■ WORK INSTRUCTIONS ■
Nothing in the data should change when you return it, but leave the pictures out.

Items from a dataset
^^^^^^^^^^^^^^^^

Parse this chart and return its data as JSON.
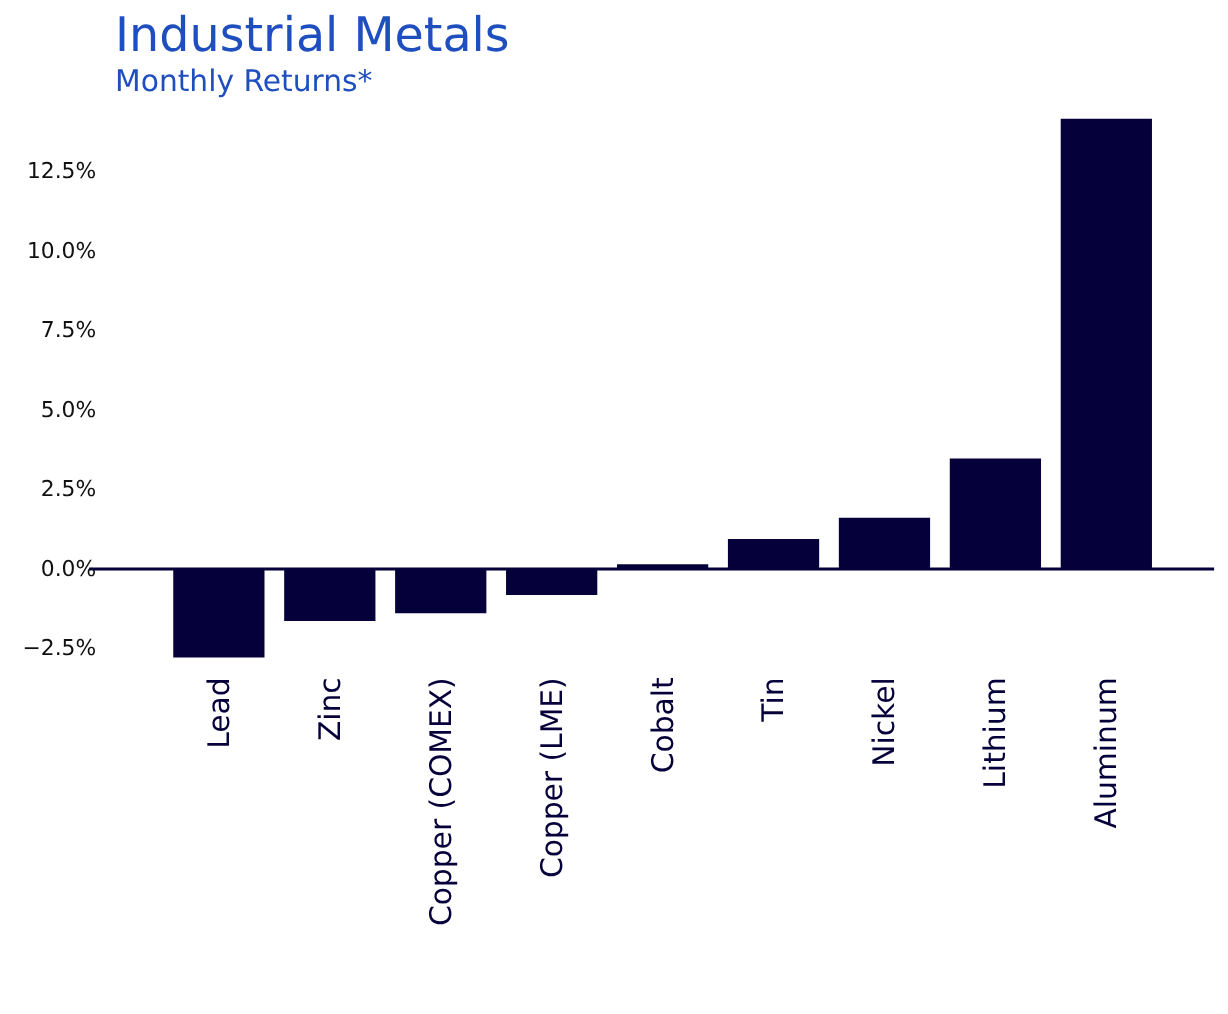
{
  "chart_data": {
    "type": "bar",
    "title": "Industrial Metals",
    "subtitle": "Monthly Returns*",
    "categories": [
      "Lead",
      "Zinc",
      "Copper (COMEX)",
      "Copper (LME)",
      "Cobalt",
      "Tin",
      "Nickel",
      "Lithium",
      "Aluminum"
    ],
    "values": [
      -2.78,
      -1.64,
      -1.39,
      -0.82,
      0.15,
      0.94,
      1.61,
      3.47,
      14.14
    ],
    "color": "#06003a",
    "ylim": [
      -3.0,
      14.2
    ],
    "yticks": [
      {
        "value": -2.5,
        "label": "−2.5%"
      },
      {
        "value": 0,
        "label": "0.0%"
      },
      {
        "value": 2.5,
        "label": "2.5%"
      },
      {
        "value": 5,
        "label": "5.0%"
      },
      {
        "value": 7.5,
        "label": "7.5%"
      },
      {
        "value": 10,
        "label": "10.0%"
      },
      {
        "value": 12.5,
        "label": "12.5%"
      }
    ],
    "ref_lines": [
      {
        "axis": "y",
        "value": 0,
        "color": "#06003a"
      }
    ],
    "grid": false
  }
}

^^^^^^^^^^^^^^^^

■ EXERCISE RESPONSE ■
Parse this chart and return its data as JSON.
{
  "chart_data": {
    "type": "bar",
    "title": "Industrial Metals",
    "subtitle": "Monthly Returns*",
    "categories": [
      "Lead",
      "Zinc",
      "Copper (COMEX)",
      "Copper (LME)",
      "Cobalt",
      "Tin",
      "Nickel",
      "Lithium",
      "Aluminum"
    ],
    "values": [
      -2.78,
      -1.64,
      -1.39,
      -0.82,
      0.15,
      0.94,
      1.61,
      3.47,
      14.14
    ],
    "color": "#06003a",
    "ylim": [
      -3.0,
      14.2
    ],
    "yticks": [
      {
        "value": -2.5,
        "label": "−2.5%"
      },
      {
        "value": 0,
        "label": "0.0%"
      },
      {
        "value": 2.5,
        "label": "2.5%"
      },
      {
        "value": 5,
        "label": "5.0%"
      },
      {
        "value": 7.5,
        "label": "7.5%"
      },
      {
        "value": 10,
        "label": "10.0%"
      },
      {
        "value": 12.5,
        "label": "12.5%"
      }
    ],
    "ref_lines": [
      {
        "axis": "y",
        "value": 0,
        "color": "#06003a"
      }
    ],
    "grid": false
  }
}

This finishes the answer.